REQUIRED WORK: Select every line holding the word "title" and copy it.

-- Start of DATA PROVIDED --

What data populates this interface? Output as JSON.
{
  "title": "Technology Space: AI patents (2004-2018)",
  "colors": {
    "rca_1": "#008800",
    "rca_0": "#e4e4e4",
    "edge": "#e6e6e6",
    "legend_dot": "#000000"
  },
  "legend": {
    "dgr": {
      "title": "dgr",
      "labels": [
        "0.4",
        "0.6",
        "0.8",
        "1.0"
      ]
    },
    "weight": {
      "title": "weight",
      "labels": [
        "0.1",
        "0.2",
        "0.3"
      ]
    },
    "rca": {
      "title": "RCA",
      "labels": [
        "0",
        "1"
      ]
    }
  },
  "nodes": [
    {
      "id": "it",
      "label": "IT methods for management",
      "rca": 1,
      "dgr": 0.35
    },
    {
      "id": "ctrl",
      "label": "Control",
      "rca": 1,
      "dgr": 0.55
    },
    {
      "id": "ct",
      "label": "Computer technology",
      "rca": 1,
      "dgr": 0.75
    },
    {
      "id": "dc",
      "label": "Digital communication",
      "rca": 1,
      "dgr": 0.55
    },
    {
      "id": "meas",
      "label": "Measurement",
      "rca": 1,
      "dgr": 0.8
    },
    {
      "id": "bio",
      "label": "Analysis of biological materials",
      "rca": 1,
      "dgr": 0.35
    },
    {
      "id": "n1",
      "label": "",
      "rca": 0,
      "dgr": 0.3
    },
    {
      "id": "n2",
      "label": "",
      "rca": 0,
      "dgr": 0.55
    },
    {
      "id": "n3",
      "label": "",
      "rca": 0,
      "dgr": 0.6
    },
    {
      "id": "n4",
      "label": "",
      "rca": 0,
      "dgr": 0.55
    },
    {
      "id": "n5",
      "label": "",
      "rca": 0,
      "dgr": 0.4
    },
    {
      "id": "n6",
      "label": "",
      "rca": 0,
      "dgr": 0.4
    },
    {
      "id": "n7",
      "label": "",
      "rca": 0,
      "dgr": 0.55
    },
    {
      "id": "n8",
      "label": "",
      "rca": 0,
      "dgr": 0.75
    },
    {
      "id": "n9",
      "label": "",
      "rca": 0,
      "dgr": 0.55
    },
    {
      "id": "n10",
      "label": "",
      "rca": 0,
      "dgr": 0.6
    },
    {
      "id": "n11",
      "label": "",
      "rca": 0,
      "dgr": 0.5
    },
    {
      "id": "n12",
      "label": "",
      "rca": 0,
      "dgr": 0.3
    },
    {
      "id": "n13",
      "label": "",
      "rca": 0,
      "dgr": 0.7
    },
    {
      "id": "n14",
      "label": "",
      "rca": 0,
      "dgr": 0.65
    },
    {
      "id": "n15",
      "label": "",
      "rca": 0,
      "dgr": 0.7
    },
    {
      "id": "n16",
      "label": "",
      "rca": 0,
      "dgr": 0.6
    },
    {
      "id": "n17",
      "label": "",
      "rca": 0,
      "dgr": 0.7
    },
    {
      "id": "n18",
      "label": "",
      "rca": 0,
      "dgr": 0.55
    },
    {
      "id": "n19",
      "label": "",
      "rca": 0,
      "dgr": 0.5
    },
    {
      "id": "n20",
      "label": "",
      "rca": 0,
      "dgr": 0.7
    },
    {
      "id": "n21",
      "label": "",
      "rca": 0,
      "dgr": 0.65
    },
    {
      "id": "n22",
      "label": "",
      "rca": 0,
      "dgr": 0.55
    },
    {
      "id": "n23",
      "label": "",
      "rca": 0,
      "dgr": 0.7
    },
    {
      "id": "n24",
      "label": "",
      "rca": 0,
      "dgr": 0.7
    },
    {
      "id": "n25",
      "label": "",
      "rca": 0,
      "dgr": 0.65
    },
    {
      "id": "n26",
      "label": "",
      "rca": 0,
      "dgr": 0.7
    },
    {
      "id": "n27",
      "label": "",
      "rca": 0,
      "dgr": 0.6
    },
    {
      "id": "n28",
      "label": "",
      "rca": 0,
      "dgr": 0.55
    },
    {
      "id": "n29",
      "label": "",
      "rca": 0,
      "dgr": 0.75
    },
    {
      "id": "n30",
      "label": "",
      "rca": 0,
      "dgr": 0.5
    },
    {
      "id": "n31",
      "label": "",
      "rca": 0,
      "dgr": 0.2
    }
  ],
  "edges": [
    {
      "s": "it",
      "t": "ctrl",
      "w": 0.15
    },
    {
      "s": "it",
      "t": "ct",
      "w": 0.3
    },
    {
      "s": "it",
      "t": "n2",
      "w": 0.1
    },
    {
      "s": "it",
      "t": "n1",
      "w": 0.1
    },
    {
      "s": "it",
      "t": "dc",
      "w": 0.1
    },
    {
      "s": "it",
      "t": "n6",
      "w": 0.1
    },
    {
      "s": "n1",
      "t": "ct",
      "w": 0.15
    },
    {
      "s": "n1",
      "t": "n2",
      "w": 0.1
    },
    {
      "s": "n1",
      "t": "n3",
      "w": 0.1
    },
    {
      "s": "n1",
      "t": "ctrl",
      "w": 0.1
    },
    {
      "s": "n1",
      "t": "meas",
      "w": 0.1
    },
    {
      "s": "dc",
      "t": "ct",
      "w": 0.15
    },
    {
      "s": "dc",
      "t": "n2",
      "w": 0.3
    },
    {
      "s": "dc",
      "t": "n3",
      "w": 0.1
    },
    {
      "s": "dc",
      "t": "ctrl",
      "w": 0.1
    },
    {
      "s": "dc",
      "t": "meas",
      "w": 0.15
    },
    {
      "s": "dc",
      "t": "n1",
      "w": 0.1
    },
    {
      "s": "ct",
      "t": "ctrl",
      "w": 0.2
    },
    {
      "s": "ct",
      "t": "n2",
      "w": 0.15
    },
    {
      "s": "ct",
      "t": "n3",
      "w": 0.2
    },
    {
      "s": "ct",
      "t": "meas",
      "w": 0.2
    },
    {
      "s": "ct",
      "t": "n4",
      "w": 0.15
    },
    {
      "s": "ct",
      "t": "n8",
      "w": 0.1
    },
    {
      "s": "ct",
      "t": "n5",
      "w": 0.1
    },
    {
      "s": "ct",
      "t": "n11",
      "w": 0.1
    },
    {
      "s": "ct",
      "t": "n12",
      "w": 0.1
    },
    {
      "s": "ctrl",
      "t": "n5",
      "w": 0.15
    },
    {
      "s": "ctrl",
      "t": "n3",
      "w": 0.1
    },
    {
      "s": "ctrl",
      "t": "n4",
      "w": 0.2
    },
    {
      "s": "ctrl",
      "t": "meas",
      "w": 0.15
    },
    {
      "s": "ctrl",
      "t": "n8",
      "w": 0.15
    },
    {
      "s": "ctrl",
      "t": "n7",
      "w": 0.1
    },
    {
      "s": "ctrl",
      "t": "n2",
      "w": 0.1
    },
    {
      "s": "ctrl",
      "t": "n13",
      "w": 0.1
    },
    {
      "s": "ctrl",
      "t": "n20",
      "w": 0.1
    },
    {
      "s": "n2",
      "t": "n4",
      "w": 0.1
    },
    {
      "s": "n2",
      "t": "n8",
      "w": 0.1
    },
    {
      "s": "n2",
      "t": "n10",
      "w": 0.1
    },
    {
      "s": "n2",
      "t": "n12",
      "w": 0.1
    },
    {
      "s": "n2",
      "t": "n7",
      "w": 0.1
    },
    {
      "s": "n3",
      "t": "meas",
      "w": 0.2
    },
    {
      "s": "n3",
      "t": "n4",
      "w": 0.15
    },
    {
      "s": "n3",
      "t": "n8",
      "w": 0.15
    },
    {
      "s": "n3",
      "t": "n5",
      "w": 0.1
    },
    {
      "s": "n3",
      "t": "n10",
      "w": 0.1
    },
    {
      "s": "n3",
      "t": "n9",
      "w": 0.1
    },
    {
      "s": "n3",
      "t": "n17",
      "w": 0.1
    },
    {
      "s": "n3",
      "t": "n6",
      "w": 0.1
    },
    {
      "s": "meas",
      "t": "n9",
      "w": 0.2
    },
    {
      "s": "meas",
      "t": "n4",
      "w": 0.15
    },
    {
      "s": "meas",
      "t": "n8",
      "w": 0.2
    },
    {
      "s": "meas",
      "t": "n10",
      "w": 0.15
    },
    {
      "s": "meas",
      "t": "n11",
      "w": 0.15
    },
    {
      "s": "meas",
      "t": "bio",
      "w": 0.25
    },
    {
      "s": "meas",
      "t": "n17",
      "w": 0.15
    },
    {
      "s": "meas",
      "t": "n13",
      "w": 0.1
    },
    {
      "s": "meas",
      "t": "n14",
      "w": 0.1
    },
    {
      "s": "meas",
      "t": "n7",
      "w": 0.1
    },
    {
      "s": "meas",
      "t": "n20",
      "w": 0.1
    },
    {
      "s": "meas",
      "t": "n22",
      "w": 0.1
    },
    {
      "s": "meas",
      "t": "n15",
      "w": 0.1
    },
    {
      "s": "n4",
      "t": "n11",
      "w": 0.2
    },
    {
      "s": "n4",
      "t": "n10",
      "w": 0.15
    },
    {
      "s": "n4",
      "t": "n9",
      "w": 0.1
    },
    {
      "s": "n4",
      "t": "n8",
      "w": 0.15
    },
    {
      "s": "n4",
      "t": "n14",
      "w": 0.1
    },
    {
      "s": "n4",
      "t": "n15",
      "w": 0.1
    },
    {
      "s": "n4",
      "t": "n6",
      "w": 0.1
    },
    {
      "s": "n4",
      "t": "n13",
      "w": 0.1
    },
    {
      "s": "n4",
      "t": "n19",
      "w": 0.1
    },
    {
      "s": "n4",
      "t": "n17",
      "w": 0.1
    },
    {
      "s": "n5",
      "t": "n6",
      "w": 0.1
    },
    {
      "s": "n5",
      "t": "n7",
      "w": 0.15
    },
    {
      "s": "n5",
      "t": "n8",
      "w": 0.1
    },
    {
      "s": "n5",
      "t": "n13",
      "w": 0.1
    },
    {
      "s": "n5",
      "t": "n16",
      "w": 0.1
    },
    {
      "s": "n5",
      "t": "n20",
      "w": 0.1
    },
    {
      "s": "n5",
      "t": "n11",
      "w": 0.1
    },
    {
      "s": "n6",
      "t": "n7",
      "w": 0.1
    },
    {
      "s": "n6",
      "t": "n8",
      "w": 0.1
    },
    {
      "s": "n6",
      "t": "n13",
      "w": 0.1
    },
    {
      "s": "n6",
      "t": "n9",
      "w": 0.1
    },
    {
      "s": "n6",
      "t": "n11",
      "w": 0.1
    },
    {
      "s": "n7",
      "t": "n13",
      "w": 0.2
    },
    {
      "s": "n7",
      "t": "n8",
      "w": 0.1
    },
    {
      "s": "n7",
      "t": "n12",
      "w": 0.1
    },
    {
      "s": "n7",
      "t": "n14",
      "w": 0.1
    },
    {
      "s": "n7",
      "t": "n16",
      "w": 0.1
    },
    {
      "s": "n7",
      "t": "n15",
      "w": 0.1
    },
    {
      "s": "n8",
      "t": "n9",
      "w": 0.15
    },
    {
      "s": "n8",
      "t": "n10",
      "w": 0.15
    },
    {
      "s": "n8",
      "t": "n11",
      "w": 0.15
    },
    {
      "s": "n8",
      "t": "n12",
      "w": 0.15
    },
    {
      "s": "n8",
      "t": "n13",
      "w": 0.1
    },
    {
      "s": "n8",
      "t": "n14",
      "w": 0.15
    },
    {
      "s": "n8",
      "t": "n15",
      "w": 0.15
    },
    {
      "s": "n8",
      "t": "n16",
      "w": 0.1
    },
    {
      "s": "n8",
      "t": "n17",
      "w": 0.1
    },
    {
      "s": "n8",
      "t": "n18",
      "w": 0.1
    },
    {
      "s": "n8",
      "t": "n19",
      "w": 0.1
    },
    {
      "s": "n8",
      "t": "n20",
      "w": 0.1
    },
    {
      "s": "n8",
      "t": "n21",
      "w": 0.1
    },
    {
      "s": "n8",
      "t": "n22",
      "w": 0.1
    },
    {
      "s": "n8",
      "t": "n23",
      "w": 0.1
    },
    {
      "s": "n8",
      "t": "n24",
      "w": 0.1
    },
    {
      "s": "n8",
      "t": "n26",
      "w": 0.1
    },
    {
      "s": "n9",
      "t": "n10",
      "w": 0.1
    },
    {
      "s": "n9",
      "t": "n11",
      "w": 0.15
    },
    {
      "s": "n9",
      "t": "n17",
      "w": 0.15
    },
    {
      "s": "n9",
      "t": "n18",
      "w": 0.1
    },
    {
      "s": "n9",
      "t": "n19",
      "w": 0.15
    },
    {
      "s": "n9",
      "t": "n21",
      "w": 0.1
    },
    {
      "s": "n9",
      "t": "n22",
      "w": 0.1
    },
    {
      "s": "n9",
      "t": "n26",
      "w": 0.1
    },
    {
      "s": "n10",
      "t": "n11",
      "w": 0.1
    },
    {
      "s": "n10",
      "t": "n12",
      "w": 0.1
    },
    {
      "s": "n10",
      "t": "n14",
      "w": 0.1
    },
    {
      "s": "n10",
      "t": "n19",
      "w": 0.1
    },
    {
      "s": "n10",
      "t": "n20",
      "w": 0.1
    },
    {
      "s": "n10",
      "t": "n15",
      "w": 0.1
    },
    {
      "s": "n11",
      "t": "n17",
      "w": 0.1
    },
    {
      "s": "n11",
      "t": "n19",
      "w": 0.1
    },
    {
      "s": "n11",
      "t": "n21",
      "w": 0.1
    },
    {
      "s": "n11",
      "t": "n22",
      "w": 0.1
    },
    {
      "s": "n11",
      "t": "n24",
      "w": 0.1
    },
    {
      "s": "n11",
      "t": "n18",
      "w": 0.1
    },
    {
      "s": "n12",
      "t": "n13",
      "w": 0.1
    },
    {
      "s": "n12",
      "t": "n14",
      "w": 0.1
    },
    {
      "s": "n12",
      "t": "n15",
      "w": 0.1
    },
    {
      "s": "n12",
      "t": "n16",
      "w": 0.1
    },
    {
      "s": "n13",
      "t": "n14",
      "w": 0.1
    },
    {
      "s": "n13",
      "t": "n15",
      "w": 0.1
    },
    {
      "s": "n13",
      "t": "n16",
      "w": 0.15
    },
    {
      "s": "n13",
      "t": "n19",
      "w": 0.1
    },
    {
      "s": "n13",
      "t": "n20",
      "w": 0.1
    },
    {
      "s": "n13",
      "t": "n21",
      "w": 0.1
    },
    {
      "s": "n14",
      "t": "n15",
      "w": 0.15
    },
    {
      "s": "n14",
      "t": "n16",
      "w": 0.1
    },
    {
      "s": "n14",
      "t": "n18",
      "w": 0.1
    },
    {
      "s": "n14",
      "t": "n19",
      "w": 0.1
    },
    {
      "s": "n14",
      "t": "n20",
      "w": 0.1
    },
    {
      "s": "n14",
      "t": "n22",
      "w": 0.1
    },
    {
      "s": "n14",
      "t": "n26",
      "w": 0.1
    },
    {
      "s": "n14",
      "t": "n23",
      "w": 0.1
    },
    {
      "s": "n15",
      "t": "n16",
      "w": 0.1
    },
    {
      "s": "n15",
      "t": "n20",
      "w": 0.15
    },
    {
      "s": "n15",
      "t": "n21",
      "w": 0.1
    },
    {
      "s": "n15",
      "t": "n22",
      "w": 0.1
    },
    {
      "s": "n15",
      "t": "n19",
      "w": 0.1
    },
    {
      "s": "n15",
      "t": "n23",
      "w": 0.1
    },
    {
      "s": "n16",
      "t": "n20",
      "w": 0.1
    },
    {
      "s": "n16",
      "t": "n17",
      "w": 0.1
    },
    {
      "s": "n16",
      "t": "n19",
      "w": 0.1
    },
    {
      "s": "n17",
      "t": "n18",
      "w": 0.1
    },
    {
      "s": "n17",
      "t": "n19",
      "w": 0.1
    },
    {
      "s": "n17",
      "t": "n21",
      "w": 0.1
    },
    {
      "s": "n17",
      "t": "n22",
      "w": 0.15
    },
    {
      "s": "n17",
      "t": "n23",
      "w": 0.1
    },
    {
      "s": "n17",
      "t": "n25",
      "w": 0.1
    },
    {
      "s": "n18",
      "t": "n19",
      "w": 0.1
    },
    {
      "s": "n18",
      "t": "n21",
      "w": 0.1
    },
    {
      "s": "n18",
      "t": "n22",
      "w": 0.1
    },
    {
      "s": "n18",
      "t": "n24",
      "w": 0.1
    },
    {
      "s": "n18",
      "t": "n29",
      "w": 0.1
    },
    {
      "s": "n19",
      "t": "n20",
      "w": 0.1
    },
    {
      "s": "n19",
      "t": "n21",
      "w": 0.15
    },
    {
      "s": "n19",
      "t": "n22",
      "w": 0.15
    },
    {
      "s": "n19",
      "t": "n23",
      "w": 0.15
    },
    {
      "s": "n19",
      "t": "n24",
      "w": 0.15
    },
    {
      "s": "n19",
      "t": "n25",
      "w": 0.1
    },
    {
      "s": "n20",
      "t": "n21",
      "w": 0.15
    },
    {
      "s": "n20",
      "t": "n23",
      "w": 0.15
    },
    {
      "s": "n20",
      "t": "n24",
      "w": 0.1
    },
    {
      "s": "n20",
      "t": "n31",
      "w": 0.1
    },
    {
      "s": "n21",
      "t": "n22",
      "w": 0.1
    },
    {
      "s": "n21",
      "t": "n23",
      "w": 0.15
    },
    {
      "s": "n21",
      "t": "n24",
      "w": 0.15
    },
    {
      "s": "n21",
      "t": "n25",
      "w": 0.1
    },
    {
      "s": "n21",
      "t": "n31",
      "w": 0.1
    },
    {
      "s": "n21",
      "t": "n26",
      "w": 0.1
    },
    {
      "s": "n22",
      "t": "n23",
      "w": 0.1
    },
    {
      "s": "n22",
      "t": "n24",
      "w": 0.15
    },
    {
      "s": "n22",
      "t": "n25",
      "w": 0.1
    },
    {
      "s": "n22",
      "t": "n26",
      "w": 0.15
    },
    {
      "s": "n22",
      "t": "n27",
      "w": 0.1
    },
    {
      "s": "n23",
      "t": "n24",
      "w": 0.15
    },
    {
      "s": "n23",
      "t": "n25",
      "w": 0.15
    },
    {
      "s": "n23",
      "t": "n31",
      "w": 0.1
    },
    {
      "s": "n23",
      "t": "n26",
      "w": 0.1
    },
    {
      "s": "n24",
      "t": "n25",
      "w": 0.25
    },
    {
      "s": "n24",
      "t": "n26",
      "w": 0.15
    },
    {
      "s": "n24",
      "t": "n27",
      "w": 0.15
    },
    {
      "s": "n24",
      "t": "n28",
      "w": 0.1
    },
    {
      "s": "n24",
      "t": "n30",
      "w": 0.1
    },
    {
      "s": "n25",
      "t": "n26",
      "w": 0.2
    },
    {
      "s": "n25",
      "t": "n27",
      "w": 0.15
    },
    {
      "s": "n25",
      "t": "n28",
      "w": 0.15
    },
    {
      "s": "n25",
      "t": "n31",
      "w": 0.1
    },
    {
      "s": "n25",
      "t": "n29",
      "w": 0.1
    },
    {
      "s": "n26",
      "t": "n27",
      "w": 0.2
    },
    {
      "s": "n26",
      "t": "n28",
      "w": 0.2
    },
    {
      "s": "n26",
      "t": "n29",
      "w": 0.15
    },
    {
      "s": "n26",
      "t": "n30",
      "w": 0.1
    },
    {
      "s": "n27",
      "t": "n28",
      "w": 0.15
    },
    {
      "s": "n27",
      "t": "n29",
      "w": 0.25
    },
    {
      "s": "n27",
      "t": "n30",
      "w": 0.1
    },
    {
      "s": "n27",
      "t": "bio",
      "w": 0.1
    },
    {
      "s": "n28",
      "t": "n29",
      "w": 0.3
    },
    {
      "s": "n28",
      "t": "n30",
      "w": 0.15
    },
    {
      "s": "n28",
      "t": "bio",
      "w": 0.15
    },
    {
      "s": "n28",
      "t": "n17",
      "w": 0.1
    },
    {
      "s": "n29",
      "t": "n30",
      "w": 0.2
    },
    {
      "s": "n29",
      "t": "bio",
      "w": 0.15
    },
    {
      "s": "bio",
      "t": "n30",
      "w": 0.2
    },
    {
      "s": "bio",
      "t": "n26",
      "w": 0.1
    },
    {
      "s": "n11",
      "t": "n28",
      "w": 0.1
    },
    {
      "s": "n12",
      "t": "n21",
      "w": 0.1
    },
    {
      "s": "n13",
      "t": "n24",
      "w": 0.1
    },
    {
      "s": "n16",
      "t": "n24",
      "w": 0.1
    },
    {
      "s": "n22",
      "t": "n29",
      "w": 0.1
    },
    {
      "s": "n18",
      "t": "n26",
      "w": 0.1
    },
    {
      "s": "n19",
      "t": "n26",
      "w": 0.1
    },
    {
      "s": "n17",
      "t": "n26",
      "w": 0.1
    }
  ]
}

-- End of DATA PROVIDED --

TASK RESULT:
  "title": "Technology Space: AI patents (2004-2018)",
      "title": "dgr",
      "title": "weight",
      "title": "RCA",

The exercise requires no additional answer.